_TASK DIRECTIONS_.
Reproduce all entries word for word.

::::::

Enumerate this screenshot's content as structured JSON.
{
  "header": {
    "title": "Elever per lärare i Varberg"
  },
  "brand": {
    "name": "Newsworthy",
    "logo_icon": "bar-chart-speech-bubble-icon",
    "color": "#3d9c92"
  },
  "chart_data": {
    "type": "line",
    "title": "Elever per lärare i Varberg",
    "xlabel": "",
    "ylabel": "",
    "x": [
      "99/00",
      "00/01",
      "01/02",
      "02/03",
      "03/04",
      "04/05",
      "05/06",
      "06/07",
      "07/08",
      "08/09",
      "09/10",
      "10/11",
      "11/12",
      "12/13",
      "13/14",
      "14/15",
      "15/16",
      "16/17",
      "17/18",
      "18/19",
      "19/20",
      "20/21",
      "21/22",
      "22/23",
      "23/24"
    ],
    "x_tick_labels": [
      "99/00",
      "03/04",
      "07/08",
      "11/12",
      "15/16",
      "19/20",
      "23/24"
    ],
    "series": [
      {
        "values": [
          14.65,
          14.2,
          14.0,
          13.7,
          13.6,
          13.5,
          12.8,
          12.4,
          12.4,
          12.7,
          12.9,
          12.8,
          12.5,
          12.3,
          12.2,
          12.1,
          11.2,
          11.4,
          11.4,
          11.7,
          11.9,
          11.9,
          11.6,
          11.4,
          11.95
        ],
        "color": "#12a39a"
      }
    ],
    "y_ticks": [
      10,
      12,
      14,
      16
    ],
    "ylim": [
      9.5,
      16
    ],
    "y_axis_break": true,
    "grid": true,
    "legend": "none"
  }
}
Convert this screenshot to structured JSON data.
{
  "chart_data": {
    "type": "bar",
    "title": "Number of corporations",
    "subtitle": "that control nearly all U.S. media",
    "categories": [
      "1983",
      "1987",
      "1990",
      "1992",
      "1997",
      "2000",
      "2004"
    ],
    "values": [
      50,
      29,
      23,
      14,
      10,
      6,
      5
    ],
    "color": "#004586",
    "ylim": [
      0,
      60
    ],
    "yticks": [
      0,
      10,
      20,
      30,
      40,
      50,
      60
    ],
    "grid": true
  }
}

::::::

_ANSWER TO THIS PROBLEM_.
Enumerate this screenshot's content as structured JSON.
{
  "header": {
    "title": "Elever per lärare i Varberg"
  },
  "brand": {
    "name": "Newsworthy",
    "logo_icon": "bar-chart-speech-bubble-icon",
    "color": "#3d9c92"
  },
  "chart_data": {
    "type": "line",
    "title": "Elever per lärare i Varberg",
    "xlabel": "",
    "ylabel": "",
    "x": [
      "99/00",
      "00/01",
      "01/02",
      "02/03",
      "03/04",
      "04/05",
      "05/06",
      "06/07",
      "07/08",
      "08/09",
      "09/10",
      "10/11",
      "11/12",
      "12/13",
      "13/14",
      "14/15",
      "15/16",
      "16/17",
      "17/18",
      "18/19",
      "19/20",
      "20/21",
      "21/22",
      "22/23",
      "23/24"
    ],
    "x_tick_labels": [
      "99/00",
      "03/04",
      "07/08",
      "11/12",
      "15/16",
      "19/20",
      "23/24"
    ],
    "series": [
      {
        "values": [
          14.65,
          14.2,
          14.0,
          13.7,
          13.6,
          13.5,
          12.8,
          12.4,
          12.4,
          12.7,
          12.9,
          12.8,
          12.5,
          12.3,
          12.2,
          12.1,
          11.2,
          11.4,
          11.4,
          11.7,
          11.9,
          11.9,
          11.6,
          11.4,
          11.95
        ],
        "color": "#12a39a"
      }
    ],
    "y_ticks": [
      10,
      12,
      14,
      16
    ],
    "ylim": [
      9.5,
      16
    ],
    "y_axis_break": true,
    "grid": true,
    "legend": "none"
  }
}
Convert this screenshot to structured JSON data.
{
  "chart_data": {
    "type": "bar",
    "title": "Number of corporations",
    "subtitle": "that control nearly all U.S. media",
    "categories": [
      "1983",
      "1987",
      "1990",
      "1992",
      "1997",
      "2000",
      "2004"
    ],
    "values": [
      50,
      29,
      23,
      14,
      10,
      6,
      5
    ],
    "color": "#004586",
    "ylim": [
      0,
      60
    ],
    "yticks": [
      0,
      10,
      20,
      30,
      40,
      50,
      60
    ],
    "grid": true
  }
}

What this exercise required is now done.